[Dataset rows]
* Begin *

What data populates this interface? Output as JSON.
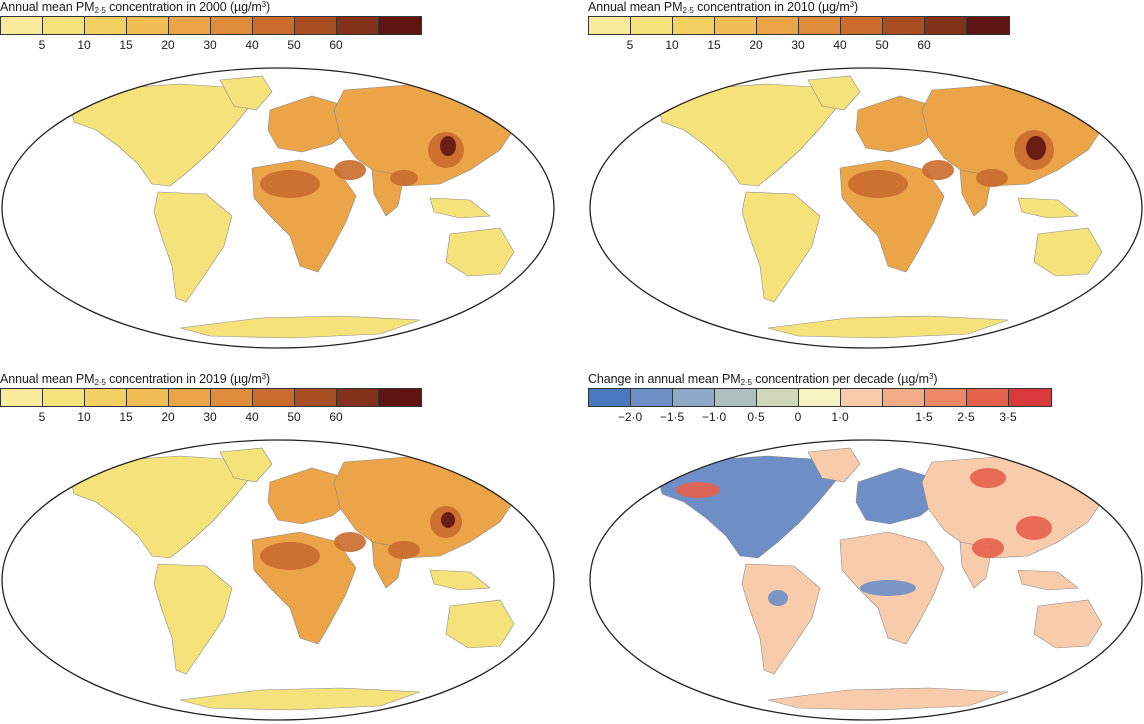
{
  "panels": [
    {
      "id": "pm-2000",
      "title_prefix": "Annual mean PM",
      "title_sub": "2·5",
      "title_suffix": " concentration in 2000 (µg/m",
      "title_sup": "3",
      "title_end": ")",
      "legend_colors": [
        "#f8ec9a",
        "#f6e27a",
        "#f4d062",
        "#f2bd54",
        "#eba447",
        "#e08d3b",
        "#c96c2c",
        "#a94e22",
        "#82321a",
        "#5e1413"
      ],
      "tick_labels": [
        "5",
        "10",
        "15",
        "20",
        "30",
        "40",
        "50",
        "60"
      ]
    },
    {
      "id": "pm-2010",
      "title_prefix": "Annual mean PM",
      "title_sub": "2·5",
      "title_suffix": " concentration in 2010 (µg/m",
      "title_sup": "3",
      "title_end": ")",
      "legend_colors": [
        "#f8ec9a",
        "#f6e27a",
        "#f4d062",
        "#f2bd54",
        "#eba447",
        "#e08d3b",
        "#c96c2c",
        "#a94e22",
        "#82321a",
        "#5e1413"
      ],
      "tick_labels": [
        "5",
        "10",
        "15",
        "20",
        "30",
        "40",
        "50",
        "60"
      ]
    },
    {
      "id": "pm-2019",
      "title_prefix": "Annual mean PM",
      "title_sub": "2·5",
      "title_suffix": " concentration in 2019 (µg/m",
      "title_sup": "3",
      "title_end": ")",
      "legend_colors": [
        "#f8ec9a",
        "#f6e27a",
        "#f4d062",
        "#f2bd54",
        "#eba447",
        "#e08d3b",
        "#c96c2c",
        "#a94e22",
        "#82321a",
        "#5e1413"
      ],
      "tick_labels": [
        "5",
        "10",
        "15",
        "20",
        "30",
        "40",
        "50",
        "60"
      ]
    },
    {
      "id": "pm-change",
      "title_prefix": "Change in annual mean PM",
      "title_sub": "2·5",
      "title_suffix": " concentration per decade (µg/m",
      "title_sup": "3",
      "title_end": ")",
      "legend_colors": [
        "#4a78bf",
        "#6d8fc6",
        "#8ea9c8",
        "#aebfc0",
        "#cfd9b9",
        "#f7f3c3",
        "#f8ccaa",
        "#f4ab87",
        "#ee8866",
        "#e6614b",
        "#d8393a"
      ],
      "tick_labels": [
        "−2·0",
        "−1·5",
        "−1·0",
        "0·5",
        "0",
        "1·0",
        "1·5",
        "2·5",
        "3·5"
      ]
    }
  ],
  "palette": {
    "ocean": "#ffffff",
    "outline": "#222222",
    "land_low": "#f6e27a",
    "land_mid": "#eba447",
    "land_high": "#c96c2c",
    "land_peak": "#5e1413",
    "change_neutral": "#f8ccaa",
    "change_decrease": "#6d8fc6",
    "change_increase": "#e6614b"
  }
}
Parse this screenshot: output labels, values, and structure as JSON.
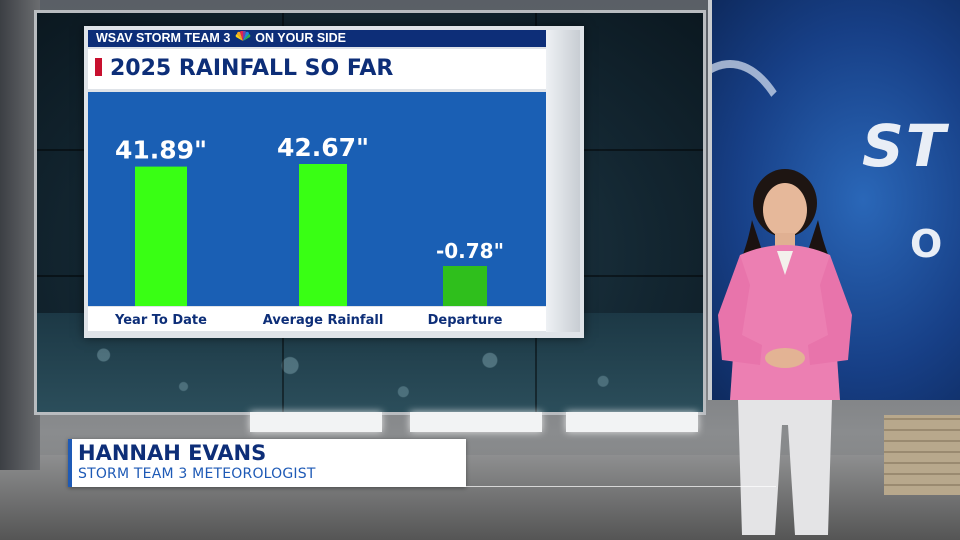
{
  "graphic": {
    "header_left": "WSAV STORM TEAM 3",
    "header_logo": "nbc-peacock-icon",
    "header_right": "ON YOUR SIDE",
    "title": "2025 RAINFALL SO FAR",
    "accent_color": "#c8102e",
    "brand_color": "#0d2e78"
  },
  "chart_data": {
    "type": "bar",
    "categories": [
      "Year To Date",
      "Average Rainfall",
      "Departure"
    ],
    "values": [
      41.89,
      42.67,
      -0.78
    ],
    "data_labels": [
      "41.89\"",
      "42.67\"",
      "-0.78\""
    ],
    "bar_colors": [
      "#39ff14",
      "#39ff14",
      "#2fbf1c"
    ],
    "background_color": "#1a5fb4",
    "grid": false,
    "legend": "none"
  },
  "lower_third": {
    "name": "HANNAH EVANS",
    "title": "STORM TEAM 3 METEOROLOGIST"
  },
  "backdrop": {
    "brand_text_1": "ST",
    "brand_text_2": "O"
  }
}
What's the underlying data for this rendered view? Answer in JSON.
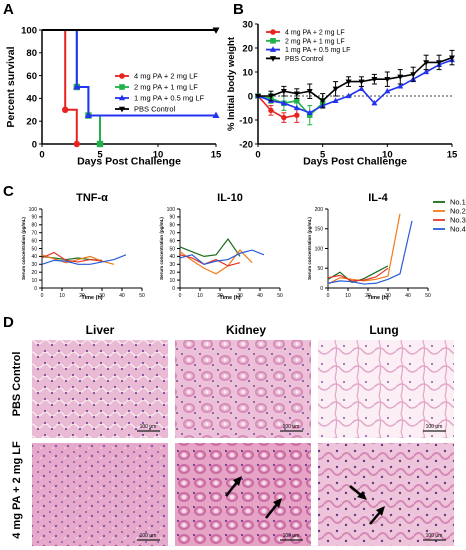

* End *

Description of the task
Take every line above carrying "concentration" and return it.

Written solution
      "title_suffix": " concentration in 2000 (µg/m",
      "title_suffix": " concentration in 2010 (µg/m",
      "title_suffix": " concentration in 2019 (µg/m",
      "title_suffix": " concentration per decade (µg/m",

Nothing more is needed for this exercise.